PROBLEMA CURTO →
Imprima, do trecho sobre a ação civil pública ambiental, tudo o que vai desde "Nessas circunstâncias, a" até "suspensão das atividades.".

É interessante observar, a esse respeito, que a temática da sindicabilidade (controle jurisdicional) do comportamento estatal ganha relevo na doutrina estrangeira - notadamente no direito alemão - sob a ótica do exame do problema à luz da proporcionalidade. Assim e ainda que ela (proporcionalidade) seja francamente utilizada como instrumento de controle da proibição de excesso (Übermaf3verbøt), cresce também sua utilização como instrumento de controle da proibição de omissão ou ação insuficiente (Üntermaí3verbot), pois numa (excesso) como noutra (omissão ou insuficiência) poderá igualmente haver violação à esfera jurídica do cidadão.
Por essa razão, é de todo pertinente o manejo de ação civil pública como instrumento adequado à proteção de direito fundamental, sobretudo por causa da alta significação ambiental de tal atuação.
Passo ao exame do pedido de tutela de urgência
O primeiro de seus pressupostos – existência e elementos de prova que evidenciem a probabilidade do direito alegado – não está presente, ao menos a princípio, na medida em que não há prova técnica a indicar a autoria dos danos ambientais relatados, tampouco irregularidades no processo de licenciamento ambiental instaurado perante o órgão licenciador (Secretaria de Estado do Meio Ambiente e Recursos Naturais).
O Relatório de Pesquisa intitulado Conflitos Socioambientais no Leste Maranhense — Problemas provocados pela atuação da Suzano Papel e Celulose e dos chamados gaúchos no Baixo Parnaíba (fls. 26/257) foi publicado em 2012 por pesquisadores da Universidade Federal do Maranhão.
Essa pesquisa - para além de abranger uma vasta área que engloba os Municípios de Mata Roma, Santa Quitéria e Urbano Santos - aponta, a partir de entrevistas com a comunidade local, os impactos sociais e ambientais provocados pelas atividades exercidas pelo Grupo Suzano e pelos chamados gaúchos.
Não há, contudo, elementos técnicos que delimitem a conduta (ação ou omissão) provocadora - em tese - do dano ambiental descrito e apontem os agentes responsáveis (direta ou indiretamente).
Nessas circunstâncias, a falta de avaliação técnica que permita definir os elementos e o alcance dos danos e de sua origem e, com isso, evidenciar a omissão das autoridades impossibilita a interdição do empreendimento e a suspensão das atividades.
Reforça essa conclusão o fato de não ter sido indicado quaisquer irregularidades no processo de licenciamento ambiental do empreendimento, que foi instaurado perante a Secretaria de Estado do Meio Ambiente e Recursos Hídricos,
tampouco o descumprimento - pela Suzano Papel e Celulose S/A - das medidas mitigadoras fixadas.

LISTA DO MATERIAL →
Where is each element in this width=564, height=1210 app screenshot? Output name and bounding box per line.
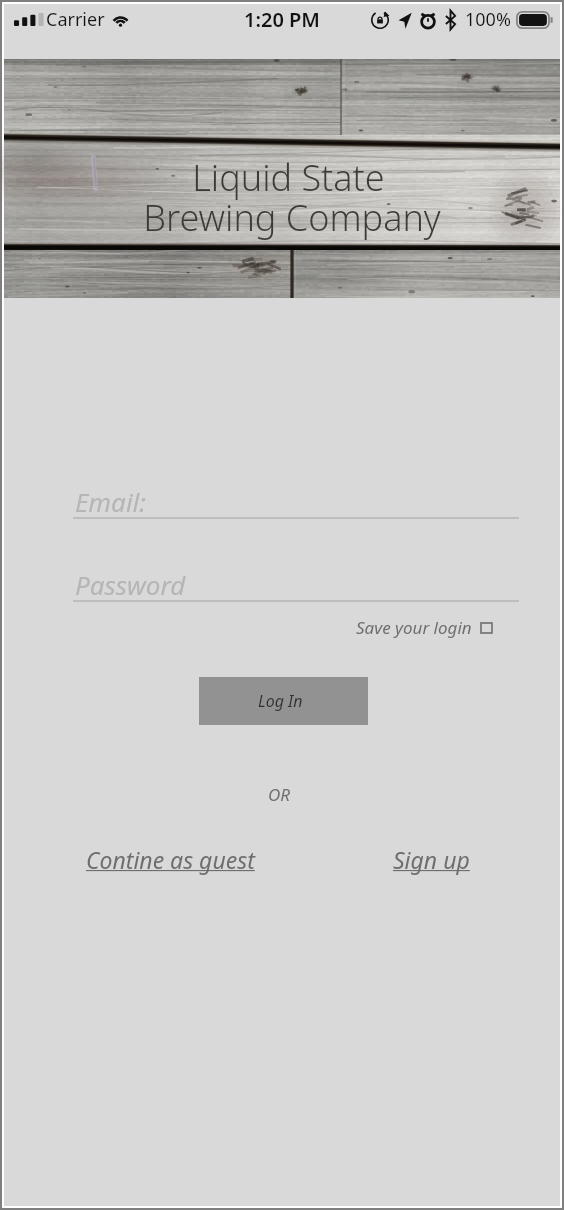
staticText: 100% [465,7,511,32]
button[interactable]: Contine as guest [86,844,255,875]
staticText: Email: [75,484,146,519]
staticText: Log In [258,690,303,712]
staticText: OR [268,783,290,806]
other: Bluetooth [445,10,456,30]
other: Battery full [516,11,555,29]
button[interactable] [73,565,519,603]
other: Location [398,11,412,29]
staticText: Liquid State [192,153,385,202]
button[interactable]: Sign up [393,844,470,875]
other: Rotation lock [371,11,389,29]
staticText: Password [75,567,186,602]
staticText: Save your login [356,616,472,639]
other: Alarm [420,11,436,29]
staticText: Brewing Company [143,193,441,242]
button[interactable]: Save your login [356,616,492,639]
staticText: Carrier [46,7,105,32]
button[interactable] [73,482,519,520]
button[interactable]: Log In [199,677,368,725]
staticText: 1:20 PM [244,6,320,33]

RESPOSTA COMENTADA →
Nessas circunstâncias, a falta de avaliação técnica que permita definir os elementos e o alcance dos danos e de sua origem e, com isso, evidenciar a omissão das autoridades impossibilita a interdição do empreendimento e a suspensão das atividades.